# Work to complete
Retype all of the data. Every line must match exactly.

# Data for this task
——

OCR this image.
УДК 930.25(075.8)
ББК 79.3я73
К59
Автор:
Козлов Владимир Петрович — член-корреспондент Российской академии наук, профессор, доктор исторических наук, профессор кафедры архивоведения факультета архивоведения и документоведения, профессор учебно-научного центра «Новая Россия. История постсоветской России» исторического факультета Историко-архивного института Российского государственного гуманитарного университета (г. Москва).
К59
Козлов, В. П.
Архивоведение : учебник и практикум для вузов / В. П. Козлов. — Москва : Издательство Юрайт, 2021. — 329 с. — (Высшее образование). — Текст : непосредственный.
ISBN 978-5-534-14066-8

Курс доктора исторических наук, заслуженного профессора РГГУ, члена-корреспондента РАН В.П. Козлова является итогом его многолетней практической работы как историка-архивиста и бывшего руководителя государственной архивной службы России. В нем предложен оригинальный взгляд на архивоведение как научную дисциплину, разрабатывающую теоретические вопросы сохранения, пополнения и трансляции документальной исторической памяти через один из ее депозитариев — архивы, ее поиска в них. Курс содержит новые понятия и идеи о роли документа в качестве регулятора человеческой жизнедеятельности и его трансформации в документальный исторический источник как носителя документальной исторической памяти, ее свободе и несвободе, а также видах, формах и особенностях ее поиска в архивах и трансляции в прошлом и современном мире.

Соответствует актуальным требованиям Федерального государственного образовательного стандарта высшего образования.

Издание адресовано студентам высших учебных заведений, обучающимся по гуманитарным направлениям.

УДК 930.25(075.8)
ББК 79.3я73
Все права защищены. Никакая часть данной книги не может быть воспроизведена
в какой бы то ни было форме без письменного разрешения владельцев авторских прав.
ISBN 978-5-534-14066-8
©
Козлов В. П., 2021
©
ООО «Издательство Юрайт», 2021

——

# Expected output
OCR this image.
УДК 930.25(075.8)
ББК 79.3я73
К59
Автор:
Козлов Владимир Петрович — член-корреспондент Российской академии наук, профессор, доктор исторических наук, профессор кафедры архивоведения факультета архивоведения и документоведения, профессор учебно-научного центра «Новая Россия. История постсоветской России» исторического факультета Историко-архивного института Российского государственного гуманитарного университета (г. Москва).
К59
Козлов, В. П.
Архивоведение : учебник и практикум для вузов / В. П. Козлов. — Москва : Издательство Юрайт, 2021. — 329 с. — (Высшее образование). — Текст : непосредственный.
ISBN 978-5-534-14066-8

Курс доктора исторических наук, заслуженного профессора РГГУ, члена-корреспондента РАН В.П. Козлова является итогом его многолетней практической работы как историка-архивиста и бывшего руководителя государственной архивной службы России. В нем предложен оригинальный взгляд на архивоведение как научную дисциплину, разрабатывающую теоретические вопросы сохранения, пополнения и трансляции документальной исторической памяти через один из ее депозитариев — архивы, ее поиска в них. Курс содержит новые понятия и идеи о роли документа в качестве регулятора человеческой жизнедеятельности и его трансформации в документальный исторический источник как носителя документальной исторической памяти, ее свободе и несвободе, а также видах, формах и особенностях ее поиска в архивах и трансляции в прошлом и современном мире.

Соответствует актуальным требованиям Федерального государственного образовательного стандарта высшего образования.

Издание адресовано студентам высших учебных заведений, обучающимся по гуманитарным направлениям.

УДК 930.25(075.8)
ББК 79.3я73
Все права защищены. Никакая часть данной книги не может быть воспроизведена
в какой бы то ни было форме без письменного разрешения владельцев авторских прав.
ISBN 978-5-534-14066-8
©
Козлов В. П., 2021
©
ООО «Издательство Юрайт», 2021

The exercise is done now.